Search the records for the word "true" and report each line that has it.

..............................

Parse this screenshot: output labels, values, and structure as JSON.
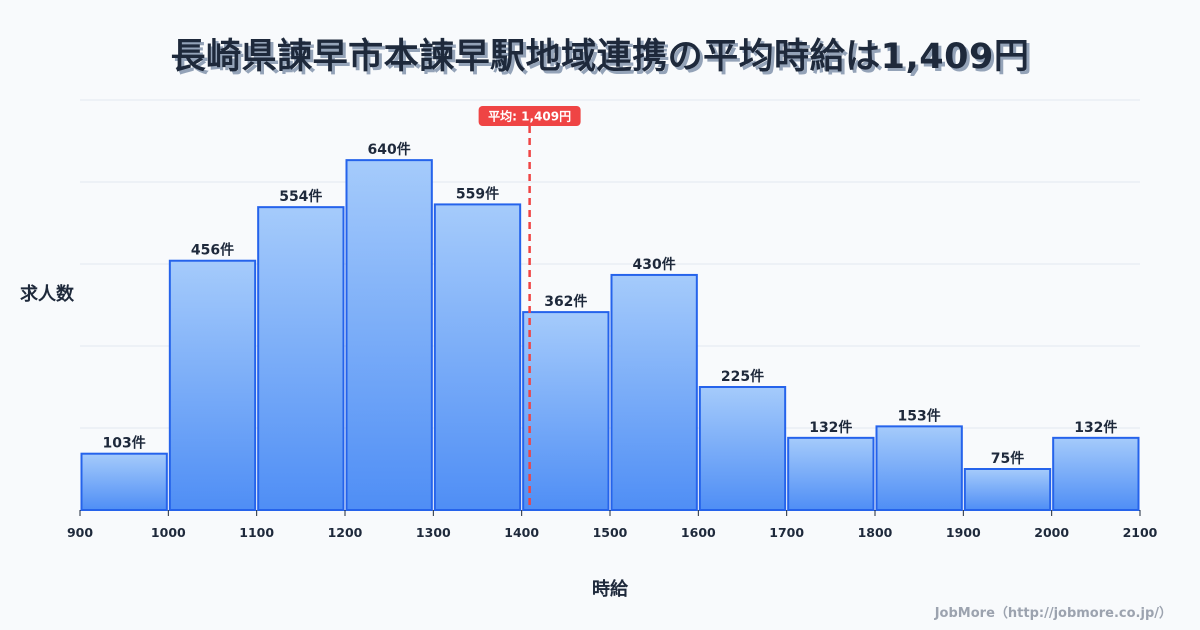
{
  "title": "長崎県諫早市本諫早駅地域連携の平均時給は1,409円",
  "y_axis_label": "求人数",
  "x_axis_label": "時給",
  "credit": "JobMore（http://jobmore.co.jp/）",
  "mean_badge": "平均: 1,409円",
  "colors": {
    "bar_fill_top": "#a5cbfb",
    "bar_fill_bottom": "#4f8ef5",
    "bar_stroke": "#2563eb",
    "mean_line": "#ef4444",
    "grid": "#e2e8f0",
    "text": "#1e293b"
  },
  "chart_data": {
    "type": "bar",
    "title": "長崎県諫早市本諫早駅地域連携の平均時給は1,409円",
    "xlabel": "時給",
    "ylabel": "求人数",
    "bin_edges": [
      900,
      1000,
      1100,
      1200,
      1300,
      1400,
      1500,
      1600,
      1700,
      1800,
      1900,
      2000,
      2100
    ],
    "categories": [
      "900-1000",
      "1000-1100",
      "1100-1200",
      "1200-1300",
      "1300-1400",
      "1400-1500",
      "1500-1600",
      "1600-1700",
      "1700-1800",
      "1800-1900",
      "1900-2000",
      "2000-2100"
    ],
    "values": [
      103,
      456,
      554,
      640,
      559,
      362,
      430,
      225,
      132,
      153,
      75,
      132
    ],
    "value_labels": [
      "103件",
      "456件",
      "554件",
      "640件",
      "559件",
      "362件",
      "430件",
      "225件",
      "132件",
      "153件",
      "75件",
      "132件"
    ],
    "x_ticks": [
      "900",
      "1000",
      "1100",
      "1200",
      "1300",
      "1400",
      "1500",
      "1600",
      "1700",
      "1800",
      "1900",
      "2000",
      "2100"
    ],
    "xlim": [
      900,
      2100
    ],
    "ylim": [
      0,
      750
    ],
    "grid": true,
    "y_tick_labels_visible": false,
    "annotations": [
      {
        "type": "vline",
        "x": 1409,
        "label": "平均: 1,409円",
        "style": "dashed",
        "color": "#ef4444"
      }
    ],
    "legend": null
  }
}
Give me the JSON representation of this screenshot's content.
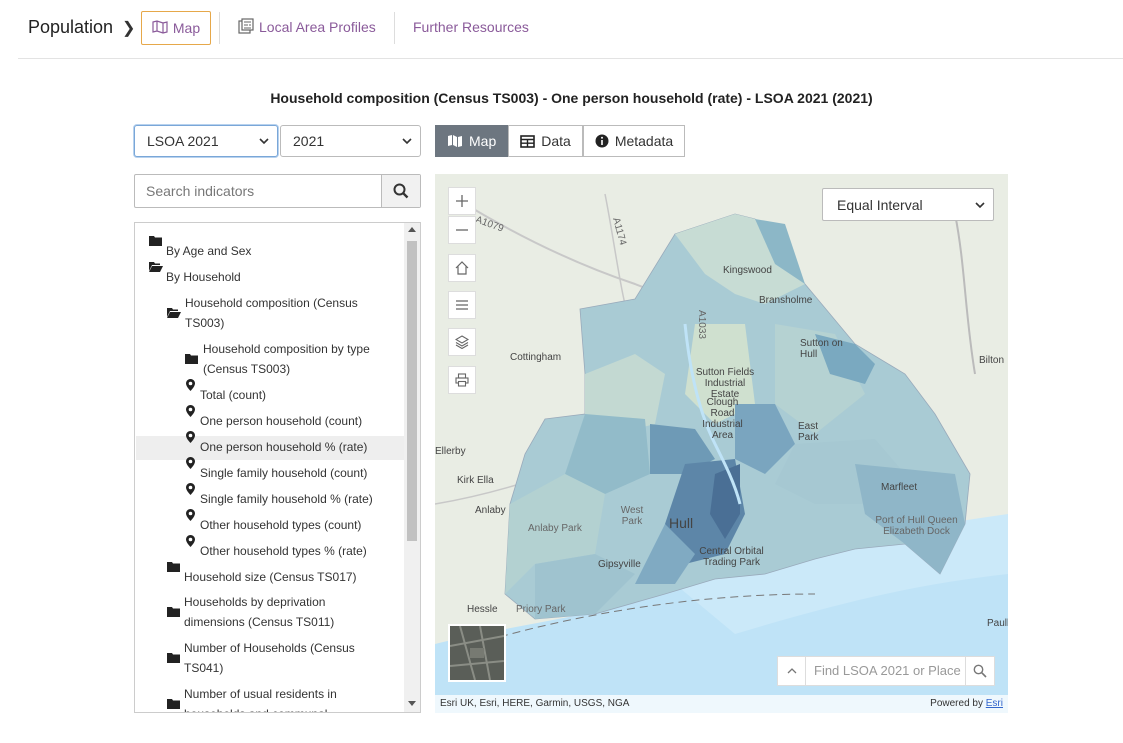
{
  "nav": {
    "breadcrumb": "Population",
    "items": [
      {
        "label": "Map",
        "icon": "map-icon",
        "active": true
      },
      {
        "label": "Local Area Profiles",
        "icon": "profile-icon"
      },
      {
        "label": "Further Resources"
      }
    ]
  },
  "page_title": "Household composition (Census TS003) - One person household (rate) - LSOA 2021 (2021)",
  "controls": {
    "geography_select": "LSOA 2021",
    "year_select": "2021",
    "view_tabs": [
      {
        "label": "Map",
        "icon": "map-icon",
        "active": true
      },
      {
        "label": "Data",
        "icon": "table-icon"
      },
      {
        "label": "Metadata",
        "icon": "info-icon"
      }
    ],
    "search_placeholder": "Search indicators"
  },
  "tree": [
    {
      "label": "By Age and Sex",
      "type": "folder",
      "level": 0
    },
    {
      "label": "By Household",
      "type": "folder-open",
      "level": 0
    },
    {
      "label": "Household composition (Census TS003)",
      "type": "folder-open",
      "level": 1
    },
    {
      "label": "Household composition by type (Census TS003)",
      "type": "folder",
      "level": 2
    },
    {
      "label": "Total (count)",
      "type": "indicator",
      "level": 2
    },
    {
      "label": "One person household (count)",
      "type": "indicator",
      "level": 2
    },
    {
      "label": "One person household % (rate)",
      "type": "indicator",
      "level": 2,
      "selected": true
    },
    {
      "label": "Single family household (count)",
      "type": "indicator",
      "level": 2
    },
    {
      "label": "Single family household % (rate)",
      "type": "indicator",
      "level": 2
    },
    {
      "label": "Other household types (count)",
      "type": "indicator",
      "level": 2
    },
    {
      "label": "Other household types % (rate)",
      "type": "indicator",
      "level": 2
    },
    {
      "label": "Household size (Census TS017)",
      "type": "folder",
      "level": 1
    },
    {
      "label": "Households by deprivation dimensions (Census TS011)",
      "type": "folder",
      "level": 1
    },
    {
      "label": "Number of Households (Census TS041)",
      "type": "folder",
      "level": 1
    },
    {
      "label": "Number of usual residents in households and communal",
      "type": "folder",
      "level": 1
    }
  ],
  "map": {
    "classification": "Equal Interval",
    "find_placeholder": "Find LSOA 2021 or Place",
    "attribution": "Esri UK, Esri, HERE, Garmin, USGS, NGA",
    "powered_by": "Powered by",
    "powered_link": "Esri",
    "controls": [
      "zoom-in-icon",
      "zoom-out-icon",
      "home-icon",
      "list-icon",
      "layers-icon",
      "print-icon"
    ],
    "place_labels": [
      "Kingswood",
      "Bransholme",
      "Cottingham",
      "Sutton on Hull",
      "Bilton",
      "Sutton Fields Industrial Estate",
      "Clough Road Industrial Area",
      "East Park",
      "Ellerby",
      "Kirk Ella",
      "Anlaby",
      "Anlaby Park",
      "West Park",
      "Hull",
      "Marfleet",
      "Port of Hull Queen Elizabeth Dock",
      "Central Orbital Trading Park",
      "Gipsyville",
      "Hessle",
      "Priory Park",
      "Paull",
      "A1079",
      "A1174",
      "A1033"
    ]
  }
}
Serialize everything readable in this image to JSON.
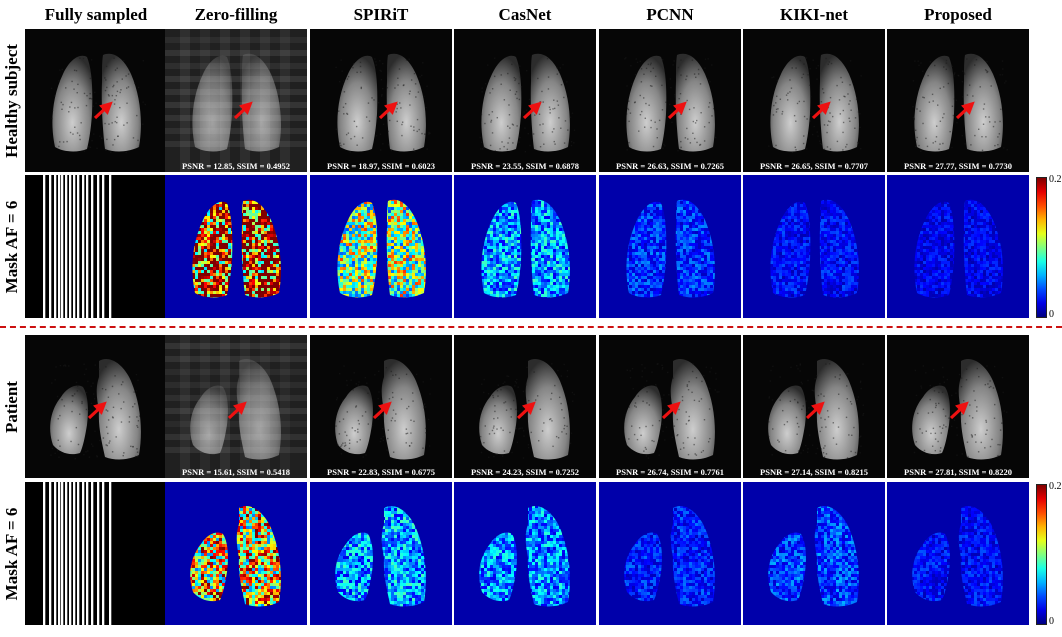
{
  "columns": [
    {
      "label": "Fully sampled"
    },
    {
      "label": "Zero-filling"
    },
    {
      "label": "SPIRiT"
    },
    {
      "label": "CasNet"
    },
    {
      "label": "PCNN"
    },
    {
      "label": "KIKI-net"
    },
    {
      "label": "Proposed"
    }
  ],
  "rows": [
    {
      "label": "Healthy subject"
    },
    {
      "label": "Mask AF = 6"
    },
    {
      "label": "Patient"
    },
    {
      "label": "Mask AF = 6"
    }
  ],
  "healthy": {
    "metrics": [
      "PSNR = 12.85, SSIM = 0.4952",
      "PSNR = 18.97, SSIM = 0.6023",
      "PSNR = 23.55, SSIM = 0.6878",
      "PSNR = 26.63, SSIM = 0.7265",
      "PSNR = 26.65, SSIM = 0.7707",
      "PSNR = 27.77, SSIM = 0.7730"
    ],
    "error_levels": [
      0.95,
      0.55,
      0.3,
      0.18,
      0.14,
      0.12
    ]
  },
  "patient": {
    "metrics": [
      "PSNR = 15.61, SSIM = 0.5418",
      "PSNR = 22.83, SSIM = 0.6775",
      "PSNR = 24.23, SSIM = 0.7252",
      "PSNR = 26.74, SSIM = 0.7761",
      "PSNR = 27.14, SSIM = 0.8215",
      "PSNR = 27.81, SSIM = 0.8220"
    ],
    "error_levels": [
      0.7,
      0.3,
      0.28,
      0.16,
      0.2,
      0.14
    ]
  },
  "colorbar": {
    "max_label": "0.2",
    "min_label": "0"
  },
  "colors": {
    "arrow": "#ee1111",
    "separator": "#cc1111",
    "error_background": "#0000aa"
  }
}
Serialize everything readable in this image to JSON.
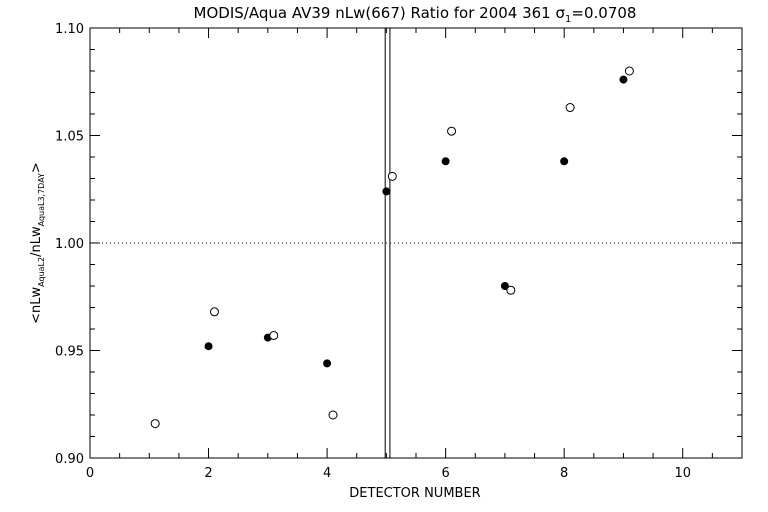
{
  "chart_data": {
    "type": "scatter",
    "title": "MODIS/Aqua AV39 nLw(667) Ratio for 2004 361 σ",
    "title_sigma_sub": "1",
    "title_suffix": "=0.0708",
    "xlabel": "DETECTOR NUMBER",
    "ylabel": {
      "open": "<nLw",
      "sub1": "AquaL2",
      "mid": "/nLw",
      "sub2": "AquaL3,7DAY",
      "close": ">"
    },
    "xlim": [
      0,
      11
    ],
    "ylim": [
      0.9,
      1.1
    ],
    "x_ticks": [
      0,
      2,
      4,
      6,
      8,
      10
    ],
    "x_tick_labels": [
      "0",
      "2",
      "4",
      "6",
      "8",
      "10"
    ],
    "x_minor_step": 0.5,
    "y_ticks": [
      0.9,
      0.95,
      1.0,
      1.05,
      1.1
    ],
    "y_tick_labels": [
      "0.90",
      "0.95",
      "1.00",
      "1.05",
      "1.10"
    ],
    "y_minor_step": 0.01,
    "reference_line_y": 1.0,
    "vertical_lines_x": [
      4.98,
      5.06
    ],
    "grid": false,
    "series": [
      {
        "marker": "filled-circle",
        "x": [
          2,
          3,
          4,
          5,
          6,
          7,
          8,
          9
        ],
        "y": [
          0.952,
          0.956,
          0.944,
          1.024,
          1.038,
          0.98,
          1.038,
          1.076
        ]
      },
      {
        "marker": "open-circle",
        "x": [
          1.1,
          2.1,
          3.1,
          4.1,
          5.1,
          6.1,
          7.1,
          8.1,
          9.1
        ],
        "y": [
          0.916,
          0.968,
          0.957,
          0.92,
          1.031,
          1.052,
          0.978,
          1.063,
          1.08
        ]
      }
    ],
    "colors": {
      "foreground": "#000000",
      "background": "#ffffff"
    }
  }
}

..............................

» Complete response:
    "grid": true,
        "active": true
        "active": true
      "selected": true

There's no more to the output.